Given data:
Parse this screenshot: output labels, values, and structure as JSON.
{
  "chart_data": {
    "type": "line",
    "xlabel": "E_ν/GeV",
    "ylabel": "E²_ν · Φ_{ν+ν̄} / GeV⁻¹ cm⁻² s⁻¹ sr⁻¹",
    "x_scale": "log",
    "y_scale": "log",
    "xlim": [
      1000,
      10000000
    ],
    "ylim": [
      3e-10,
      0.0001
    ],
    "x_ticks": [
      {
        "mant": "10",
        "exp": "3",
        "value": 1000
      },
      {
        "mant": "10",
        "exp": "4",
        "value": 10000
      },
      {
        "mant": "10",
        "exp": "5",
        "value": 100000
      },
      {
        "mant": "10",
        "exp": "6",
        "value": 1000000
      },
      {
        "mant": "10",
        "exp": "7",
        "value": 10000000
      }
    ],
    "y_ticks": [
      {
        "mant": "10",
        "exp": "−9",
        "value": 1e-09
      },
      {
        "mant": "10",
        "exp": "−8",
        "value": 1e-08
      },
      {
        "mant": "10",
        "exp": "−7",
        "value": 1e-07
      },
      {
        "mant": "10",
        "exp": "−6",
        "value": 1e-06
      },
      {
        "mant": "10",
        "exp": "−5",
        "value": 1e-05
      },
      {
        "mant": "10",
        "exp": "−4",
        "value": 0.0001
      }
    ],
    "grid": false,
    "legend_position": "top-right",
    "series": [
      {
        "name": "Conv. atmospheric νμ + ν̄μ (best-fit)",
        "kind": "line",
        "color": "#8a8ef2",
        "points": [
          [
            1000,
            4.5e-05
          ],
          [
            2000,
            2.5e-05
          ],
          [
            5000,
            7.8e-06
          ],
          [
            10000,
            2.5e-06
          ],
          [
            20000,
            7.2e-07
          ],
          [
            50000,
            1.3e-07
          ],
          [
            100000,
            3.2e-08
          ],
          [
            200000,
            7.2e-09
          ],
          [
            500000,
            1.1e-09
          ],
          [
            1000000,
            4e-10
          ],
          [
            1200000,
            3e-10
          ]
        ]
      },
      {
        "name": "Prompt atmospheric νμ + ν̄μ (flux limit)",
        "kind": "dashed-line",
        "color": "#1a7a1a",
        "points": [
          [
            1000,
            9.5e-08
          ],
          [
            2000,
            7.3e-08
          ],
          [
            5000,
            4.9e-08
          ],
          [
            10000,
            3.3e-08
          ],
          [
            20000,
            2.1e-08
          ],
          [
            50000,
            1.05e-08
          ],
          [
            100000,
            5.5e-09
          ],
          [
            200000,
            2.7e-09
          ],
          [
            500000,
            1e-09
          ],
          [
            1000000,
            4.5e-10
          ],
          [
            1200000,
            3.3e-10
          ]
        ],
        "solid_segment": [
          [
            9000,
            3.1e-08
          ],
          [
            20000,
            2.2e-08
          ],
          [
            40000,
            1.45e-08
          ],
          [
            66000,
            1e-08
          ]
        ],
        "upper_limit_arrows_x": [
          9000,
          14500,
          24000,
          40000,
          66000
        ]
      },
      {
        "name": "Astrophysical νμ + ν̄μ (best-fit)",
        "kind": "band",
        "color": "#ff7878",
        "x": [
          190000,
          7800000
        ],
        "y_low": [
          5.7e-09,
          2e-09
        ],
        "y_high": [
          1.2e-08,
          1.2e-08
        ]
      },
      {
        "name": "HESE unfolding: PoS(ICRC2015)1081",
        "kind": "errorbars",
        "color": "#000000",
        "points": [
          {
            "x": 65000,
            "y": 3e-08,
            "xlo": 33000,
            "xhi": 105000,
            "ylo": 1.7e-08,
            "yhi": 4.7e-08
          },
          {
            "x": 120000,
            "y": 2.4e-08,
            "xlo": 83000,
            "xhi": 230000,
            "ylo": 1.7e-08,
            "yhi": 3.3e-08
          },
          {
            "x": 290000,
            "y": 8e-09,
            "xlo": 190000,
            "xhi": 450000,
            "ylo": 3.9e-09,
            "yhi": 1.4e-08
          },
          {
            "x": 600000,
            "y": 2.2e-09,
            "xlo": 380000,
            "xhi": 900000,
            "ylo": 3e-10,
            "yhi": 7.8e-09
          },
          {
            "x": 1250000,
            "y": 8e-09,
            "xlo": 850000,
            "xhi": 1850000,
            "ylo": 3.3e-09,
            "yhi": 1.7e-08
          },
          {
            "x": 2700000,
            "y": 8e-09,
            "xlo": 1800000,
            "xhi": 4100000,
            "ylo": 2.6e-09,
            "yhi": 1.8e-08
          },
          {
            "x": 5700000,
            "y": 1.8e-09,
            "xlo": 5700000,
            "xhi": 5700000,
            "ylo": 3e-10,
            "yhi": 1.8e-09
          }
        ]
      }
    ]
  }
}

What this task involves: Every line containing the string "best" must be listed.

Result of this exercise:
        "name": "Conv. atmospheric νμ + ν̄μ (best-fit)",
        "name": "Astrophysical νμ + ν̄μ (best-fit)",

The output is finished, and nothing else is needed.